- [What the task asks]
Your task is to give the listing below back word for word, pictures excluded.

- [Given records]
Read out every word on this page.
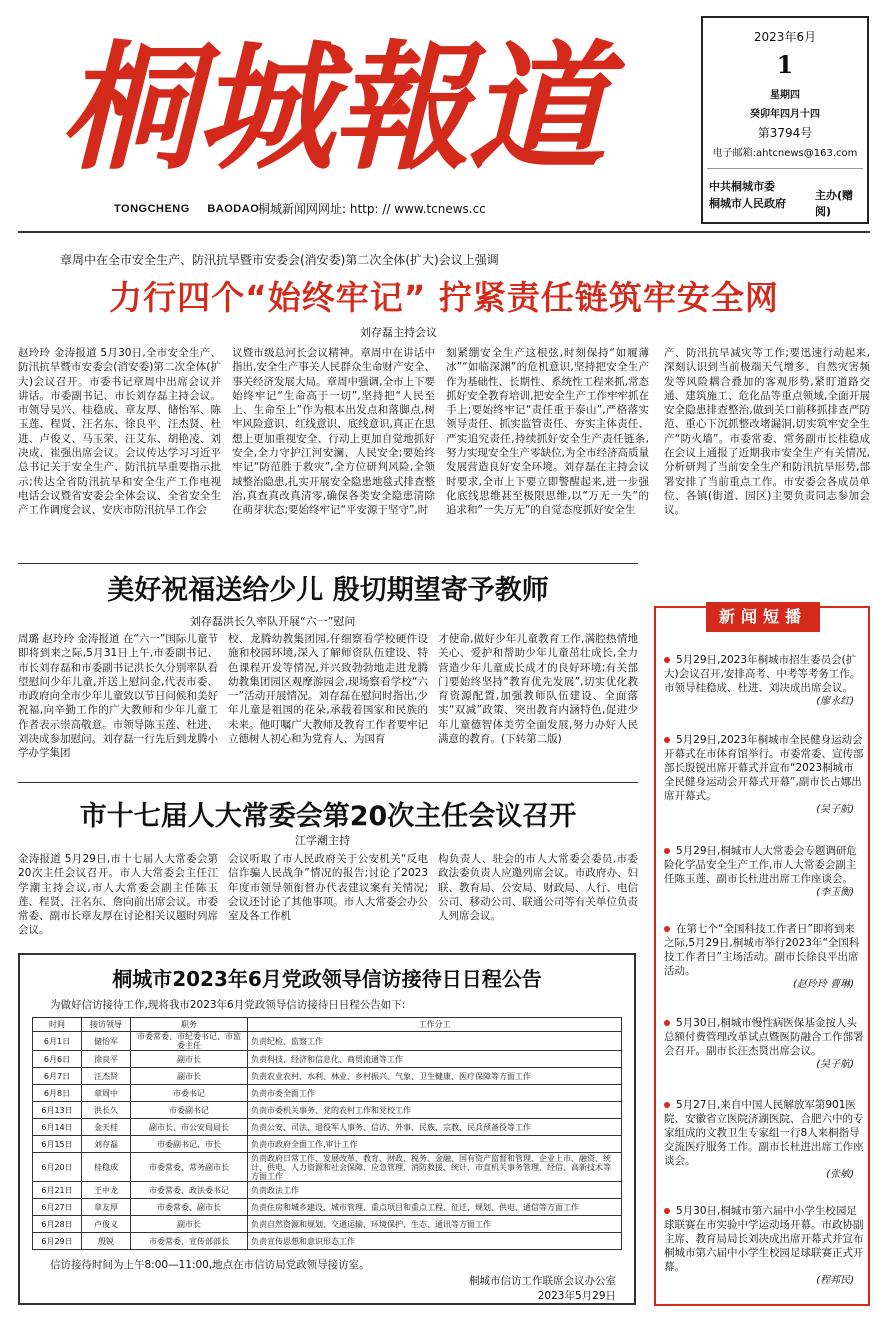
桐城報道
TONGCHENG BAODAO
桐城新闻网网址: http: // www.tcnews.cc
2023年6月
1
星期四
癸卯年四月十四
第3794号
电子邮箱:ahtcnews@163.com
中共桐城市委
桐城市人民政府
主办(赠阅)
章周中在全市安全生产、防汛抗旱暨市安委会(消安委)第二次全体(扩大)会议上强调
力行四个“始终牢记” 拧紧责任链筑牢安全网
刘存磊主持会议
赵玲玲 金涛报道 5月30日,全市安全生产、防汛抗旱暨市安委会(消安委)第二次全体(扩大)会议召开。市委书记章周中出席会议并讲话。市委副书记、市长刘存磊主持会议。市领导吴兴、桂稳成、章友厚、储怡军、陈玉莲、程贤、汪名东、徐良平、汪杰贤、杜进、卢俊义、马玉荣、汪艾东、胡艳凌、刘决成、崔强出席会议。会议传达学习习近平总书记关于安全生产、防汛抗旱重要指示批示;传达全省防汛抗旱和安全生产工作电视电话会议暨省安委会全体会议、全省安全生产工作调度会议、安庆市防汛抗旱工作会
议暨市级总河长会议精神。章周中在讲话中指出,安全生产事关人民群众生命财产安全、事关经济发展大局。章周中强调,全市上下要始终牢记“生命高于一切”,坚持把“人民至上、生命至上”作为根本出发点和落脚点,树牢风险意识、红线意识、底线意识,真正在思想上更加重视安全、行动上更加自觉地抓好安全,全力守护江河安澜、人民安全;要始终牢记“防范胜于救灾”,全方位研判风险,全领域整治隐患,扎实开展安全隐患地毯式排查整治,真查真改真清零,确保各类安全隐患清除在萌芽状态;要始终牢记“平安源于坚守”,时
刻紧绷安全生产这根弦,时刻保持“如履薄冰”“如临深渊”的危机意识,坚持把安全生产作为基础性、长期性、系统性工程来抓,常态抓好安全教育培训,把安全生产工作牢牢抓在手上;要始终牢记“责任重于泰山”,严格落实领导责任、抓实监管责任、夯实主体责任、严实追究责任,持续抓好安全生产责任链条,努力实现安全生产零缺位,为全市经济高质量发展营造良好安全环境。刘存磊在主持会议时要求,全市上下要立即警醒起来,进一步强化底线思维甚至极限思维,以“万无一失”的追求和“一失万无”的自觉态度抓好安全生
产、防汛抗旱减灾等工作;要迅速行动起来,深刻认识到当前极端天气增多、自然灾害频发等风险耦合叠加的客观形势,紧盯道路交通、建筑施工、危化品等重点领域,全面开展安全隐患排查整治,做到关口前移抓排查严防范、重心下沉抓整改堵漏洞,切实筑牢安全生产“防火墙”。市委常委、常务副市长桂稳成在会议上通报了近期我市安全生产有关情况,分析研判了当前安全生产和防汛抗旱形势,部署安排了当前重点工作。市安委会各成员单位、各镇(街道、园区)主要负责同志参加会议。
美好祝福送给少儿 殷切期望寄予教师
刘存磊洪长久率队开展“六一”慰问
周璐 赵玲玲 金涛报道 在“六一”国际儿童节即将到来之际,5月31日上午,市委副书记、市长刘存磊和市委副书记洪长久分别率队看望慰问少年儿童,并送上慰问金,代表市委、市政府向全市少年儿童致以节日问候和美好祝福,向辛勤工作的广大教师和少年儿童工作者表示崇高敬意。市领导陈玉莲、杜进、刘决成参加慰问。刘存磊一行先后到龙腾小学办学集团
校、龙腾幼教集团园,仔细察看学校硬件设施和校园环境,深入了解师资队伍建设、特色课程开发等情况,并兴致勃勃地走进龙腾幼教集团园区观摩游园会,现场察看学校“六一”活动开展情况。刘存磊在慰问时指出,少年儿童是祖国的花朵,承载着国家和民族的未来。他叮嘱广大教师及教育工作者要牢记立德树人初心和为党育人、为国育
才使命,做好少年儿童教育工作,满腔热情地关心、爱护和帮助少年儿童茁壮成长,全力营造少年儿童成长成才的良好环境;有关部门要始终坚持“教育优先发展”,切实优化教育资源配置,加强教师队伍建设、全面落实“双减”政策、突出教育内涵特色,促进少年儿童德智体美劳全面发展,努力办好人民满意的教育。(下转第二版)
市十七届人大常委会第20次主任会议召开
江学潮主持
金涛报道 5月29日,市十七届人大常委会第20次主任会议召开。市人大常委会主任江学潮主持会议,市人大常委会副主任陈玉莲、程贤、汪名东、詹向前出席会议。市委常委、副市长章友厚在讨论相关议题时列席会议。
会议听取了市人民政府关于公安机关“反电信诈骗人民战争”情况的报告;讨论了2023年度市领导领衔督办代表建议案有关情况;会议还讨论了其他事项。市人大常委会办公室及各工作机
构负责人、驻会的市人大常委会委员,市委政法委负责人应邀列席会议。市政府办、妇联、教育局、公安局、财政局、人行、电信公司、移动公司、联通公司等有关单位负责人列席会议。
新闻短播
5月29日,2023年桐城市招生委员会(扩大)会议召开,安排高考、中考等考务工作。市领导桂稳成、杜进、刘决成出席会议。
(廖永红)
5月29日,2023年桐城市全民健身运动会开幕式在市体育馆举行。市委常委、宣传部部长殷锐出席开幕式并宣布“2023桐城市全民健身运动会开幕式开幕”,副市长占娜出席开幕式。
(吴子航)
5月29日,桐城市人大常委会专题调研危险化学品安全生产工作,市人大常委会副主任陈玉莲、副市长杜进出席工作座谈会。
(李玉衡)
在第七个“全国科技工作者日”即将到来之际,5月29日,桐城市举行2023年“全国科技工作者日”主场活动。副市长徐良平出席活动。
(赵玲玲 曹琳)
5月30日,桐城市慢性病医保基金按人头总额付费管理改革试点暨医防融合工作部署会召开。副市长汪杰贤出席会议。
(吴子航)
5月27日,来自中国人民解放军第901医院、安徽省立医院济湖医院、合肥六中的专家组成的文教卫生专家组一行8人来桐指导交流医疗服务工作。副市长杜进出席工作座谈会。
(张敏)
5月30日,桐城市第六届中小学生校园足球联赛在市实验中学运动场开幕。市政协副主席、教育局局长刘决成出席开幕式并宣布桐城市第六届中小学生校园足球联赛正式开幕。
(程邦民)
桐城市2023年6月党政领导信访接待日日程公告
为做好信访接待工作,现将我市2023年6月党政领导信访接待日日程公告如下:
时间	接访领导	职务	工作分工
6月1日	储怡军	市委常委、市纪委书记、市监委主任	负责纪检、监察工作
6月6日	徐良平	副市长	负责科技、经济和信息化、商贸流通等工作
6月7日	汪杰贤	副市长	负责农业农村、水利、林业、乡村振兴、气象、卫生健康、医疗保障等方面工作
6月8日	章周中	市委书记	负责市委全面工作
6月13日	洪长久	市委副书记	负责市委机关事务、党的农村工作和党校工作
6月14日	金天桂	副市长、市公安局局长	负责公安、司法、退役军人事务、信访、外事、民族、宗教、民兵预备役等工作
6月15日	刘存磊	市委副书记、市长	负责市政府全面工作,审计工作
6月20日	桂稳成	市委常委、常务副市长	负责政府日常工作、发展改革、教育、财政、税务、金融、国有资产监督和管理、企业上市、融资、统计、供电、人力资源和社会保障、应急管理、消防救援、统计、市直机关事务管理、经信、高新技术等方面工作
6月21日	王中龙	市委常委、政法委书记	负责政法工作
6月27日	章友厚	市委常委、副市长	负责住房和城乡建设、城市管理、重点项目和重点工程、征迁、规划、供电、通信等方面工作
6月28日	卢俊义	副市长	负责自然资源和规划、交通运输、环境保护、生态、通讯等方面工作
6月29日	殷锐	市委常委、宣传部部长	负责宣传思想和意识形态工作
信访接待时间为上午8:00—11:00,地点在市信访局党政领导接访室。
桐城市信访工作联席会议办公室
2023年5月29日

- [Task solution]
Read out every word on this page.
桐城報道
TONGCHENG BAODAO
桐城新闻网网址: http: // www.tcnews.cc
2023年6月
1
星期四
癸卯年四月十四
第3794号
电子邮箱:ahtcnews@163.com
中共桐城市委
桐城市人民政府
主办(赠阅)
章周中在全市安全生产、防汛抗旱暨市安委会(消安委)第二次全体(扩大)会议上强调
力行四个“始终牢记” 拧紧责任链筑牢安全网
刘存磊主持会议
赵玲玲 金涛报道 5月30日,全市安全生产、防汛抗旱暨市安委会(消安委)第二次全体(扩大)会议召开。市委书记章周中出席会议并讲话。市委副书记、市长刘存磊主持会议。市领导吴兴、桂稳成、章友厚、储怡军、陈玉莲、程贤、汪名东、徐良平、汪杰贤、杜进、卢俊义、马玉荣、汪艾东、胡艳凌、刘决成、崔强出席会议。会议传达学习习近平总书记关于安全生产、防汛抗旱重要指示批示;传达全省防汛抗旱和安全生产工作电视电话会议暨省安委会全体会议、全省安全生产工作调度会议、安庆市防汛抗旱工作会
议暨市级总河长会议精神。章周中在讲话中指出,安全生产事关人民群众生命财产安全、事关经济发展大局。章周中强调,全市上下要始终牢记“生命高于一切”,坚持把“人民至上、生命至上”作为根本出发点和落脚点,树牢风险意识、红线意识、底线意识,真正在思想上更加重视安全、行动上更加自觉地抓好安全,全力守护江河安澜、人民安全;要始终牢记“防范胜于救灾”,全方位研判风险,全领域整治隐患,扎实开展安全隐患地毯式排查整治,真查真改真清零,确保各类安全隐患清除在萌芽状态;要始终牢记“平安源于坚守”,时
刻紧绷安全生产这根弦,时刻保持“如履薄冰”“如临深渊”的危机意识,坚持把安全生产作为基础性、长期性、系统性工程来抓,常态抓好安全教育培训,把安全生产工作牢牢抓在手上;要始终牢记“责任重于泰山”,严格落实领导责任、抓实监管责任、夯实主体责任、严实追究责任,持续抓好安全生产责任链条,努力实现安全生产零缺位,为全市经济高质量发展营造良好安全环境。刘存磊在主持会议时要求,全市上下要立即警醒起来,进一步强化底线思维甚至极限思维,以“万无一失”的追求和“一失万无”的自觉态度抓好安全生
产、防汛抗旱减灾等工作;要迅速行动起来,深刻认识到当前极端天气增多、自然灾害频发等风险耦合叠加的客观形势,紧盯道路交通、建筑施工、危化品等重点领域,全面开展安全隐患排查整治,做到关口前移抓排查严防范、重心下沉抓整改堵漏洞,切实筑牢安全生产“防火墙”。市委常委、常务副市长桂稳成在会议上通报了近期我市安全生产有关情况,分析研判了当前安全生产和防汛抗旱形势,部署安排了当前重点工作。市安委会各成员单位、各镇(街道、园区)主要负责同志参加会议。
美好祝福送给少儿 殷切期望寄予教师
刘存磊洪长久率队开展“六一”慰问
周璐 赵玲玲 金涛报道 在“六一”国际儿童节即将到来之际,5月31日上午,市委副书记、市长刘存磊和市委副书记洪长久分别率队看望慰问少年儿童,并送上慰问金,代表市委、市政府向全市少年儿童致以节日问候和美好祝福,向辛勤工作的广大教师和少年儿童工作者表示崇高敬意。市领导陈玉莲、杜进、刘决成参加慰问。刘存磊一行先后到龙腾小学办学集团
校、龙腾幼教集团园,仔细察看学校硬件设施和校园环境,深入了解师资队伍建设、特色课程开发等情况,并兴致勃勃地走进龙腾幼教集团园区观摩游园会,现场察看学校“六一”活动开展情况。刘存磊在慰问时指出,少年儿童是祖国的花朵,承载着国家和民族的未来。他叮嘱广大教师及教育工作者要牢记立德树人初心和为党育人、为国育
才使命,做好少年儿童教育工作,满腔热情地关心、爱护和帮助少年儿童茁壮成长,全力营造少年儿童成长成才的良好环境;有关部门要始终坚持“教育优先发展”,切实优化教育资源配置,加强教师队伍建设、全面落实“双减”政策、突出教育内涵特色,促进少年儿童德智体美劳全面发展,努力办好人民满意的教育。(下转第二版)
市十七届人大常委会第20次主任会议召开
江学潮主持
金涛报道 5月29日,市十七届人大常委会第20次主任会议召开。市人大常委会主任江学潮主持会议,市人大常委会副主任陈玉莲、程贤、汪名东、詹向前出席会议。市委常委、副市长章友厚在讨论相关议题时列席会议。
会议听取了市人民政府关于公安机关“反电信诈骗人民战争”情况的报告;讨论了2023年度市领导领衔督办代表建议案有关情况;会议还讨论了其他事项。市人大常委会办公室及各工作机
构负责人、驻会的市人大常委会委员,市委政法委负责人应邀列席会议。市政府办、妇联、教育局、公安局、财政局、人行、电信公司、移动公司、联通公司等有关单位负责人列席会议。
新闻短播
5月29日,2023年桐城市招生委员会(扩大)会议召开,安排高考、中考等考务工作。市领导桂稳成、杜进、刘决成出席会议。
(廖永红)
5月29日,2023年桐城市全民健身运动会开幕式在市体育馆举行。市委常委、宣传部部长殷锐出席开幕式并宣布“2023桐城市全民健身运动会开幕式开幕”,副市长占娜出席开幕式。
(吴子航)
5月29日,桐城市人大常委会专题调研危险化学品安全生产工作,市人大常委会副主任陈玉莲、副市长杜进出席工作座谈会。
(李玉衡)
在第七个“全国科技工作者日”即将到来之际,5月29日,桐城市举行2023年“全国科技工作者日”主场活动。副市长徐良平出席活动。
(赵玲玲 曹琳)
5月30日,桐城市慢性病医保基金按人头总额付费管理改革试点暨医防融合工作部署会召开。副市长汪杰贤出席会议。
(吴子航)
5月27日,来自中国人民解放军第901医院、安徽省立医院济湖医院、合肥六中的专家组成的文教卫生专家组一行8人来桐指导交流医疗服务工作。副市长杜进出席工作座谈会。
(张敏)
5月30日,桐城市第六届中小学生校园足球联赛在市实验中学运动场开幕。市政协副主席、教育局局长刘决成出席开幕式并宣布桐城市第六届中小学生校园足球联赛正式开幕。
(程邦民)
桐城市2023年6月党政领导信访接待日日程公告
为做好信访接待工作,现将我市2023年6月党政领导信访接待日日程公告如下:
时间	接访领导	职务	工作分工
6月1日	储怡军	市委常委、市纪委书记、市监委主任	负责纪检、监察工作
6月6日	徐良平	副市长	负责科技、经济和信息化、商贸流通等工作
6月7日	汪杰贤	副市长	负责农业农村、水利、林业、乡村振兴、气象、卫生健康、医疗保障等方面工作
6月8日	章周中	市委书记	负责市委全面工作
6月13日	洪长久	市委副书记	负责市委机关事务、党的农村工作和党校工作
6月14日	金天桂	副市长、市公安局局长	负责公安、司法、退役军人事务、信访、外事、民族、宗教、民兵预备役等工作
6月15日	刘存磊	市委副书记、市长	负责市政府全面工作,审计工作
6月20日	桂稳成	市委常委、常务副市长	负责政府日常工作、发展改革、教育、财政、税务、金融、国有资产监督和管理、企业上市、融资、统计、供电、人力资源和社会保障、应急管理、消防救援、统计、市直机关事务管理、经信、高新技术等方面工作
6月21日	王中龙	市委常委、政法委书记	负责政法工作
6月27日	章友厚	市委常委、副市长	负责住房和城乡建设、城市管理、重点项目和重点工程、征迁、规划、供电、通信等方面工作
6月28日	卢俊义	副市长	负责自然资源和规划、交通运输、环境保护、生态、通讯等方面工作
6月29日	殷锐	市委常委、宣传部部长	负责宣传思想和意识形态工作
信访接待时间为上午8:00—11:00,地点在市信访局党政领导接访室。
桐城市信访工作联席会议办公室
2023年5月29日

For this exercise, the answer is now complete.